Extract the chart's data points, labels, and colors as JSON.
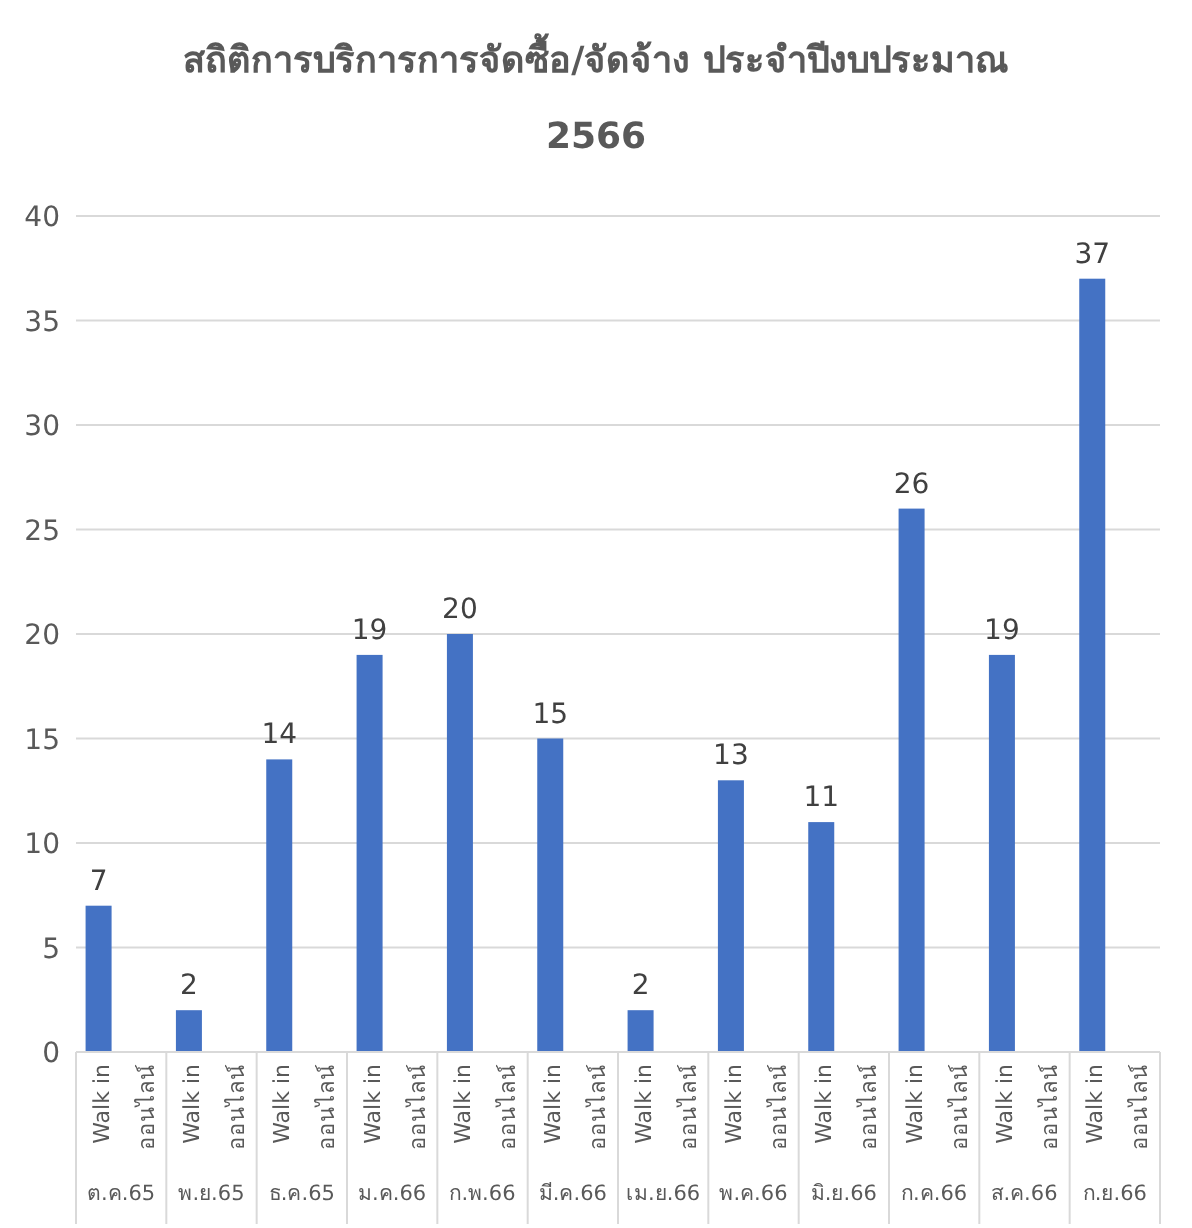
{
  "chart_data": {
    "type": "bar",
    "title": "สถิติการบริการการจัดซื้อ/จัดจ้าง ประจำปีงบประมาณ 2566",
    "categories": [
      "Walk in",
      "ออนไลน์",
      "Walk in",
      "ออนไลน์",
      "Walk in",
      "ออนไลน์",
      "Walk in",
      "ออนไลน์",
      "Walk in",
      "ออนไลน์",
      "Walk in",
      "ออนไลน์",
      "Walk in",
      "ออนไลน์",
      "Walk in",
      "ออนไลน์",
      "Walk in",
      "ออนไลน์",
      "Walk in",
      "ออนไลน์",
      "Walk in",
      "ออนไลน์",
      "Walk in",
      "ออนไลน์"
    ],
    "annotations": [
      "ต.ค.65",
      "พ.ย.65",
      "ธ.ค.65",
      "ม.ค.66",
      "ก.พ.66",
      "มี.ค.66",
      "เม.ย.66",
      "พ.ค.66",
      "มิ.ย.66",
      "ก.ค.66",
      "ส.ค.66",
      "ก.ย.66"
    ],
    "values": [
      7,
      null,
      2,
      null,
      14,
      null,
      19,
      null,
      20,
      null,
      15,
      null,
      2,
      null,
      13,
      null,
      11,
      null,
      26,
      null,
      19,
      null,
      37,
      null
    ],
    "color": "#4472c4",
    "data_labels": true,
    "ylim": [
      0,
      40
    ],
    "yticks": [
      0,
      5,
      10,
      15,
      20,
      25,
      30,
      35,
      40
    ],
    "grid": "y"
  }
}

● YOUR INSTRUCTIONS: Every line of the data above should be quoted exactly. Omit the pictures.

● FINISHED TASK:
Extract the chart's data points, labels, and colors as JSON.
{
  "chart_data": {
    "type": "bar",
    "title": "สถิติการบริการการจัดซื้อ/จัดจ้าง ประจำปีงบประมาณ 2566",
    "categories": [
      "Walk in",
      "ออนไลน์",
      "Walk in",
      "ออนไลน์",
      "Walk in",
      "ออนไลน์",
      "Walk in",
      "ออนไลน์",
      "Walk in",
      "ออนไลน์",
      "Walk in",
      "ออนไลน์",
      "Walk in",
      "ออนไลน์",
      "Walk in",
      "ออนไลน์",
      "Walk in",
      "ออนไลน์",
      "Walk in",
      "ออนไลน์",
      "Walk in",
      "ออนไลน์",
      "Walk in",
      "ออนไลน์"
    ],
    "annotations": [
      "ต.ค.65",
      "พ.ย.65",
      "ธ.ค.65",
      "ม.ค.66",
      "ก.พ.66",
      "มี.ค.66",
      "เม.ย.66",
      "พ.ค.66",
      "มิ.ย.66",
      "ก.ค.66",
      "ส.ค.66",
      "ก.ย.66"
    ],
    "values": [
      7,
      null,
      2,
      null,
      14,
      null,
      19,
      null,
      20,
      null,
      15,
      null,
      2,
      null,
      13,
      null,
      11,
      null,
      26,
      null,
      19,
      null,
      37,
      null
    ],
    "color": "#4472c4",
    "data_labels": true,
    "ylim": [
      0,
      40
    ],
    "yticks": [
      0,
      5,
      10,
      15,
      20,
      25,
      30,
      35,
      40
    ],
    "grid": "y"
  }
}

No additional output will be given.